[RECORDS SHOWN]:
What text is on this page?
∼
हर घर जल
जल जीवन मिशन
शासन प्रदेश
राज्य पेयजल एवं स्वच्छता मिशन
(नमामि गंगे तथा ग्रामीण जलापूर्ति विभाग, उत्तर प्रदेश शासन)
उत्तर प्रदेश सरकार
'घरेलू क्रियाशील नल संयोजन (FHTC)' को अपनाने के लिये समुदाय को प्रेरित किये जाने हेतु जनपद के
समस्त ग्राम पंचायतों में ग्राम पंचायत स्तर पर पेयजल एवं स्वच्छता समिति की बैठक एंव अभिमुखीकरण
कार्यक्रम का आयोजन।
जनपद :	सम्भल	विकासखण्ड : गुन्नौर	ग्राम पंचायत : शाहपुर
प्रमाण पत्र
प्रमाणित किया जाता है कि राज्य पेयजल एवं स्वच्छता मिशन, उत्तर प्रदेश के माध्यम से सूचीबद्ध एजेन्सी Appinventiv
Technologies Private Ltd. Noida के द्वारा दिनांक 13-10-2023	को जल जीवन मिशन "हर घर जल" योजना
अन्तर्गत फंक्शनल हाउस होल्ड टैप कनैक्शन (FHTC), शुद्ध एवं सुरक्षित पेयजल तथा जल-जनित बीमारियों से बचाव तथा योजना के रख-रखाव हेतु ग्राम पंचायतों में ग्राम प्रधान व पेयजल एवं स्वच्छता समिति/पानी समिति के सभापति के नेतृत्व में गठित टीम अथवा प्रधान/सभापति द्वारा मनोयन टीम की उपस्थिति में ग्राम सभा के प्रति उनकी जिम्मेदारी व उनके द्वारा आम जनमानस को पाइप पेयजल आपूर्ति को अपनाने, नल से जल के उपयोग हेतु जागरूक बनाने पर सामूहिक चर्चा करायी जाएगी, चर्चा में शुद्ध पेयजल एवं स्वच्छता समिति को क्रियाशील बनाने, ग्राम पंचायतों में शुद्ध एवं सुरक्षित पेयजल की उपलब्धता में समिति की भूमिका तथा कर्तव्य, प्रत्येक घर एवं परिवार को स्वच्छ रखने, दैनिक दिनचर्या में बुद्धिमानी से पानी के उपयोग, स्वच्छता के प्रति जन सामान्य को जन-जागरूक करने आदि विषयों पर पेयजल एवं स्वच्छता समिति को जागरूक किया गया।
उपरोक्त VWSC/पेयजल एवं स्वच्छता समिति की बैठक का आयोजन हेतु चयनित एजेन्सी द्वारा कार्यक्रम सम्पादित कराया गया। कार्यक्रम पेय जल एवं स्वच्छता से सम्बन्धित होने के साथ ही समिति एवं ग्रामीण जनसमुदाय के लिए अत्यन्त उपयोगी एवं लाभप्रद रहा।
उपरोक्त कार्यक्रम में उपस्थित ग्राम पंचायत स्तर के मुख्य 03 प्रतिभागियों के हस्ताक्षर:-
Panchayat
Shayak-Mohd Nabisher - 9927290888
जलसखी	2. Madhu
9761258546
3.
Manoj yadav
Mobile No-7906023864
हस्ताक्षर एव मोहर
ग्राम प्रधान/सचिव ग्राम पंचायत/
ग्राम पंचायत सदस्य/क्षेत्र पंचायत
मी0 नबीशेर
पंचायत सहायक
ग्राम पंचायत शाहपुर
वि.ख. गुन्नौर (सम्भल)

[TASK DIRECTIONS]:
Using the listing above, locate the lines that hold "जनपद" and copy each one.

[RESPONSE TO THIS EXERCISE]:
'घरेलू क्रियाशील नल संयोजन (FHTC)' को अपनाने के लिये समुदाय को प्रेरित किये जाने हेतु जनपद के
जनपद :	सम्भल	विकासखण्ड : गुन्नौर	ग्राम पंचायत : शाहपुर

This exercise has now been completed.